▶ _Stated task_:
Output the entries verbatim, including every line.

::: Source records

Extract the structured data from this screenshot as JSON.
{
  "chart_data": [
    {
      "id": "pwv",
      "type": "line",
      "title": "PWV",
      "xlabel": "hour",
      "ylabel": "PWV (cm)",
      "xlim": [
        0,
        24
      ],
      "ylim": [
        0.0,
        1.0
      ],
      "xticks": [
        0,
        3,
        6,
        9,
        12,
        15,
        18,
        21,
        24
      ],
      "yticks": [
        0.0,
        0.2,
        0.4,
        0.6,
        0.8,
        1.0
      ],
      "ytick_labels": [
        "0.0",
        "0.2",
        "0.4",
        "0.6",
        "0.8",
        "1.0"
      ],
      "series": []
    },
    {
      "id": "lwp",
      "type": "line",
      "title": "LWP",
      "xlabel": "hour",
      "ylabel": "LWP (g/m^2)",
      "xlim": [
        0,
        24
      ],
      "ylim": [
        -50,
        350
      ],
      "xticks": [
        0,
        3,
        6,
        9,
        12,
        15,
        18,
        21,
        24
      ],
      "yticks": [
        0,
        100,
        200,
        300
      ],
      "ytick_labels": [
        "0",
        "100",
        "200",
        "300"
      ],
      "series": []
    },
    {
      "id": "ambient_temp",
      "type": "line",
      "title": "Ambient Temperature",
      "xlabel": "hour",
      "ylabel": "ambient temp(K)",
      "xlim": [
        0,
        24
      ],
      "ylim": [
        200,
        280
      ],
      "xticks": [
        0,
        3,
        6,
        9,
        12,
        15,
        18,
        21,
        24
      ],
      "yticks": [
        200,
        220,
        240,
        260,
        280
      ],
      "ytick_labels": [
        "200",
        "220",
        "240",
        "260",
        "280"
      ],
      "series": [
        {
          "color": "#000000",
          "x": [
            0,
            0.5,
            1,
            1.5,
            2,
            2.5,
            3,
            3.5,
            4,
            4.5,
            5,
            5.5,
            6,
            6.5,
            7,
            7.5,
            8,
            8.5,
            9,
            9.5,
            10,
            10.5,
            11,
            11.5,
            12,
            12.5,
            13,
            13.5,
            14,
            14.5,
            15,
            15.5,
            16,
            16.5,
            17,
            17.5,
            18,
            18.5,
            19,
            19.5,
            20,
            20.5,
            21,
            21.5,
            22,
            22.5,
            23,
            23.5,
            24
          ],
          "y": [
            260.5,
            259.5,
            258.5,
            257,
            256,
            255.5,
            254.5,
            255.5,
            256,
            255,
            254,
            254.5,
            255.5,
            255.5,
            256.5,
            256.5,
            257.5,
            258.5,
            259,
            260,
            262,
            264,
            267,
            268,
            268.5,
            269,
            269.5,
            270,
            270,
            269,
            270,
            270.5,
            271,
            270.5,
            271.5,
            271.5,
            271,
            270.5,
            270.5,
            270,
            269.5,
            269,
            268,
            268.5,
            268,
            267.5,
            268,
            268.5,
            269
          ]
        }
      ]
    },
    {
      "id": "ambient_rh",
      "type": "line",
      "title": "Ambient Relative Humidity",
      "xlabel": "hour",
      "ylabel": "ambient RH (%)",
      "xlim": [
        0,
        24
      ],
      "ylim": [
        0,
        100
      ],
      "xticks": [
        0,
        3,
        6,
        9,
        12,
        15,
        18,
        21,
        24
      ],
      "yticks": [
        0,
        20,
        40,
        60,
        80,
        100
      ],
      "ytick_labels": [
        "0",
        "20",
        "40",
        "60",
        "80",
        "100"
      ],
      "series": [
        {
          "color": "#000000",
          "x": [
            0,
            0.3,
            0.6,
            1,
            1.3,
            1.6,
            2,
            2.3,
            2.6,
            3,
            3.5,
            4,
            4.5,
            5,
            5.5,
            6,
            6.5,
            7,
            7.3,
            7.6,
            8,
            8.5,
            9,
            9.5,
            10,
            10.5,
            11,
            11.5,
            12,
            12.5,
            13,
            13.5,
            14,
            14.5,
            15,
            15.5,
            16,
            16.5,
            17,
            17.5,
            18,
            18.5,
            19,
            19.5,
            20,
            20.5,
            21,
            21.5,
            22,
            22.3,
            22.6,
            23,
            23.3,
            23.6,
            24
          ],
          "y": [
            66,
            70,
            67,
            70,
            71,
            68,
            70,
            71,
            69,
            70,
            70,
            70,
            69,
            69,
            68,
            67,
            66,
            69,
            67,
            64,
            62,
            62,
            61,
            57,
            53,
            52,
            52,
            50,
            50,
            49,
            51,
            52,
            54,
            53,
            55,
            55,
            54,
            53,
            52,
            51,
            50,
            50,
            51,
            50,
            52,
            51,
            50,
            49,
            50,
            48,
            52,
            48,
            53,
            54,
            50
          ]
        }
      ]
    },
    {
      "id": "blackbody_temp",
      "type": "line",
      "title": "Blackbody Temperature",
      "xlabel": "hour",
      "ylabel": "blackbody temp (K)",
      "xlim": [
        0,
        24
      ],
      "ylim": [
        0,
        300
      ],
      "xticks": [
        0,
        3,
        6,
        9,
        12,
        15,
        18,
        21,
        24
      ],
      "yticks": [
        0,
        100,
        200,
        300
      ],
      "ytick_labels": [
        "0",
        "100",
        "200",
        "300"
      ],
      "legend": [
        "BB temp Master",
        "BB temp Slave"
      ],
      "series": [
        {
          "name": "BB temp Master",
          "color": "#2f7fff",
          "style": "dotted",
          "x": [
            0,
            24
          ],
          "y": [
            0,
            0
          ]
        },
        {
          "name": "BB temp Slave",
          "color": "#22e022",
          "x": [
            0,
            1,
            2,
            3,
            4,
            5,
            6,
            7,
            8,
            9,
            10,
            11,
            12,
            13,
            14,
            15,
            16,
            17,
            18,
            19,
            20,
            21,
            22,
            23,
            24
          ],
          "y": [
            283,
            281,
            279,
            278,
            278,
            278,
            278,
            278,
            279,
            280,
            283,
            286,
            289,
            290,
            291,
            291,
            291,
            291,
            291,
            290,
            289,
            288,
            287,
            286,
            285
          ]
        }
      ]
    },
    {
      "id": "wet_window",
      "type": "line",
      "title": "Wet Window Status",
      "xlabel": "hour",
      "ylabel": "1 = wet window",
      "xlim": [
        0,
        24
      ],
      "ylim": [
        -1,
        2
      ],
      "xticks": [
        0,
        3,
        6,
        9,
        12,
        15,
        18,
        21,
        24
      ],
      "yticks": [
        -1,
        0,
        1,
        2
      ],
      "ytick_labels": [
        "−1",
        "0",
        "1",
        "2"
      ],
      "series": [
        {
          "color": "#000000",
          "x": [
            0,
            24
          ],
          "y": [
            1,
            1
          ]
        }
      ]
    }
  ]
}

::::::

▶ _Problem solution_:
Extract the structured data from this screenshot as JSON.
{
  "chart_data": [
    {
      "id": "pwv",
      "type": "line",
      "title": "PWV",
      "xlabel": "hour",
      "ylabel": "PWV (cm)",
      "xlim": [
        0,
        24
      ],
      "ylim": [
        0.0,
        1.0
      ],
      "xticks": [
        0,
        3,
        6,
        9,
        12,
        15,
        18,
        21,
        24
      ],
      "yticks": [
        0.0,
        0.2,
        0.4,
        0.6,
        0.8,
        1.0
      ],
      "ytick_labels": [
        "0.0",
        "0.2",
        "0.4",
        "0.6",
        "0.8",
        "1.0"
      ],
      "series": []
    },
    {
      "id": "lwp",
      "type": "line",
      "title": "LWP",
      "xlabel": "hour",
      "ylabel": "LWP (g/m^2)",
      "xlim": [
        0,
        24
      ],
      "ylim": [
        -50,
        350
      ],
      "xticks": [
        0,
        3,
        6,
        9,
        12,
        15,
        18,
        21,
        24
      ],
      "yticks": [
        0,
        100,
        200,
        300
      ],
      "ytick_labels": [
        "0",
        "100",
        "200",
        "300"
      ],
      "series": []
    },
    {
      "id": "ambient_temp",
      "type": "line",
      "title": "Ambient Temperature",
      "xlabel": "hour",
      "ylabel": "ambient temp(K)",
      "xlim": [
        0,
        24
      ],
      "ylim": [
        200,
        280
      ],
      "xticks": [
        0,
        3,
        6,
        9,
        12,
        15,
        18,
        21,
        24
      ],
      "yticks": [
        200,
        220,
        240,
        260,
        280
      ],
      "ytick_labels": [
        "200",
        "220",
        "240",
        "260",
        "280"
      ],
      "series": [
        {
          "color": "#000000",
          "x": [
            0,
            0.5,
            1,
            1.5,
            2,
            2.5,
            3,
            3.5,
            4,
            4.5,
            5,
            5.5,
            6,
            6.5,
            7,
            7.5,
            8,
            8.5,
            9,
            9.5,
            10,
            10.5,
            11,
            11.5,
            12,
            12.5,
            13,
            13.5,
            14,
            14.5,
            15,
            15.5,
            16,
            16.5,
            17,
            17.5,
            18,
            18.5,
            19,
            19.5,
            20,
            20.5,
            21,
            21.5,
            22,
            22.5,
            23,
            23.5,
            24
          ],
          "y": [
            260.5,
            259.5,
            258.5,
            257,
            256,
            255.5,
            254.5,
            255.5,
            256,
            255,
            254,
            254.5,
            255.5,
            255.5,
            256.5,
            256.5,
            257.5,
            258.5,
            259,
            260,
            262,
            264,
            267,
            268,
            268.5,
            269,
            269.5,
            270,
            270,
            269,
            270,
            270.5,
            271,
            270.5,
            271.5,
            271.5,
            271,
            270.5,
            270.5,
            270,
            269.5,
            269,
            268,
            268.5,
            268,
            267.5,
            268,
            268.5,
            269
          ]
        }
      ]
    },
    {
      "id": "ambient_rh",
      "type": "line",
      "title": "Ambient Relative Humidity",
      "xlabel": "hour",
      "ylabel": "ambient RH (%)",
      "xlim": [
        0,
        24
      ],
      "ylim": [
        0,
        100
      ],
      "xticks": [
        0,
        3,
        6,
        9,
        12,
        15,
        18,
        21,
        24
      ],
      "yticks": [
        0,
        20,
        40,
        60,
        80,
        100
      ],
      "ytick_labels": [
        "0",
        "20",
        "40",
        "60",
        "80",
        "100"
      ],
      "series": [
        {
          "color": "#000000",
          "x": [
            0,
            0.3,
            0.6,
            1,
            1.3,
            1.6,
            2,
            2.3,
            2.6,
            3,
            3.5,
            4,
            4.5,
            5,
            5.5,
            6,
            6.5,
            7,
            7.3,
            7.6,
            8,
            8.5,
            9,
            9.5,
            10,
            10.5,
            11,
            11.5,
            12,
            12.5,
            13,
            13.5,
            14,
            14.5,
            15,
            15.5,
            16,
            16.5,
            17,
            17.5,
            18,
            18.5,
            19,
            19.5,
            20,
            20.5,
            21,
            21.5,
            22,
            22.3,
            22.6,
            23,
            23.3,
            23.6,
            24
          ],
          "y": [
            66,
            70,
            67,
            70,
            71,
            68,
            70,
            71,
            69,
            70,
            70,
            70,
            69,
            69,
            68,
            67,
            66,
            69,
            67,
            64,
            62,
            62,
            61,
            57,
            53,
            52,
            52,
            50,
            50,
            49,
            51,
            52,
            54,
            53,
            55,
            55,
            54,
            53,
            52,
            51,
            50,
            50,
            51,
            50,
            52,
            51,
            50,
            49,
            50,
            48,
            52,
            48,
            53,
            54,
            50
          ]
        }
      ]
    },
    {
      "id": "blackbody_temp",
      "type": "line",
      "title": "Blackbody Temperature",
      "xlabel": "hour",
      "ylabel": "blackbody temp (K)",
      "xlim": [
        0,
        24
      ],
      "ylim": [
        0,
        300
      ],
      "xticks": [
        0,
        3,
        6,
        9,
        12,
        15,
        18,
        21,
        24
      ],
      "yticks": [
        0,
        100,
        200,
        300
      ],
      "ytick_labels": [
        "0",
        "100",
        "200",
        "300"
      ],
      "legend": [
        "BB temp Master",
        "BB temp Slave"
      ],
      "series": [
        {
          "name": "BB temp Master",
          "color": "#2f7fff",
          "style": "dotted",
          "x": [
            0,
            24
          ],
          "y": [
            0,
            0
          ]
        },
        {
          "name": "BB temp Slave",
          "color": "#22e022",
          "x": [
            0,
            1,
            2,
            3,
            4,
            5,
            6,
            7,
            8,
            9,
            10,
            11,
            12,
            13,
            14,
            15,
            16,
            17,
            18,
            19,
            20,
            21,
            22,
            23,
            24
          ],
          "y": [
            283,
            281,
            279,
            278,
            278,
            278,
            278,
            278,
            279,
            280,
            283,
            286,
            289,
            290,
            291,
            291,
            291,
            291,
            291,
            290,
            289,
            288,
            287,
            286,
            285
          ]
        }
      ]
    },
    {
      "id": "wet_window",
      "type": "line",
      "title": "Wet Window Status",
      "xlabel": "hour",
      "ylabel": "1 = wet window",
      "xlim": [
        0,
        24
      ],
      "ylim": [
        -1,
        2
      ],
      "xticks": [
        0,
        3,
        6,
        9,
        12,
        15,
        18,
        21,
        24
      ],
      "yticks": [
        -1,
        0,
        1,
        2
      ],
      "ytick_labels": [
        "−1",
        "0",
        "1",
        "2"
      ],
      "series": [
        {
          "color": "#000000",
          "x": [
            0,
            24
          ],
          "y": [
            1,
            1
          ]
        }
      ]
    }
  ]
}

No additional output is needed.